**TASK STATEMENT:** Reproduce the material word for word; the images stay out.

=-=-=

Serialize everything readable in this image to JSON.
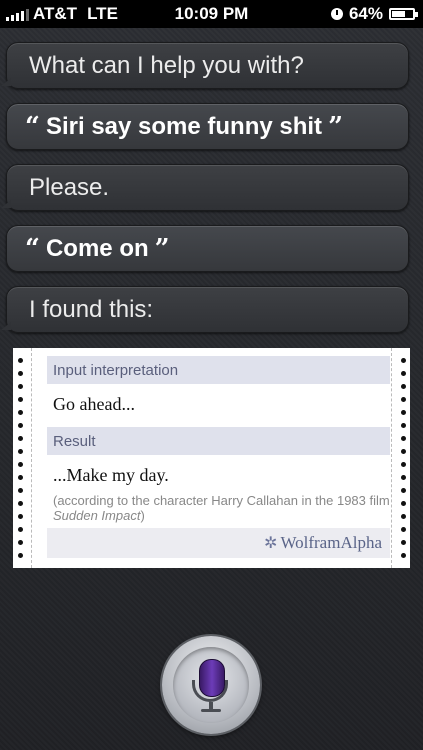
{
  "status_bar": {
    "carrier": "AT&T",
    "network": "LTE",
    "time": "10:09 PM",
    "battery": "64%",
    "battery_level": 0.64
  },
  "conversation": {
    "siri_prompt": "What can I help you with?",
    "user_request_1": "Siri say some funny shit",
    "siri_reply_1": "Please.",
    "user_request_2": "Come on",
    "siri_reply_2": "I found this:"
  },
  "wolfram": {
    "input_header": "Input interpretation",
    "input_value": "Go ahead...",
    "result_header": "Result",
    "result_value": "...Make my day.",
    "note_prefix": "(according to the character Harry Callahan in the 1983 film ",
    "note_film": "Sudden Impact",
    "note_suffix": ")",
    "logo_text": "WolframAlpha"
  },
  "icons": {
    "signal": "signal-bars-icon",
    "alarm": "clock-icon",
    "battery": "battery-icon",
    "mic": "microphone-icon",
    "wolfram_star": "wolfram-star-icon"
  }
}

=-=-=

**PROBLEM SOLUTION:**
Serialize everything readable in this image to JSON.
{
  "status_bar": {
    "carrier": "AT&T",
    "network": "LTE",
    "time": "10:09 PM",
    "battery": "64%",
    "battery_level": 0.64
  },
  "conversation": {
    "siri_prompt": "What can I help you with?",
    "user_request_1": "Siri say some funny shit",
    "siri_reply_1": "Please.",
    "user_request_2": "Come on",
    "siri_reply_2": "I found this:"
  },
  "wolfram": {
    "input_header": "Input interpretation",
    "input_value": "Go ahead...",
    "result_header": "Result",
    "result_value": "...Make my day.",
    "note_prefix": "(according to the character Harry Callahan in the 1983 film ",
    "note_film": "Sudden Impact",
    "note_suffix": ")",
    "logo_text": "WolframAlpha"
  },
  "icons": {
    "signal": "signal-bars-icon",
    "alarm": "clock-icon",
    "battery": "battery-icon",
    "mic": "microphone-icon",
    "wolfram_star": "wolfram-star-icon"
  }
}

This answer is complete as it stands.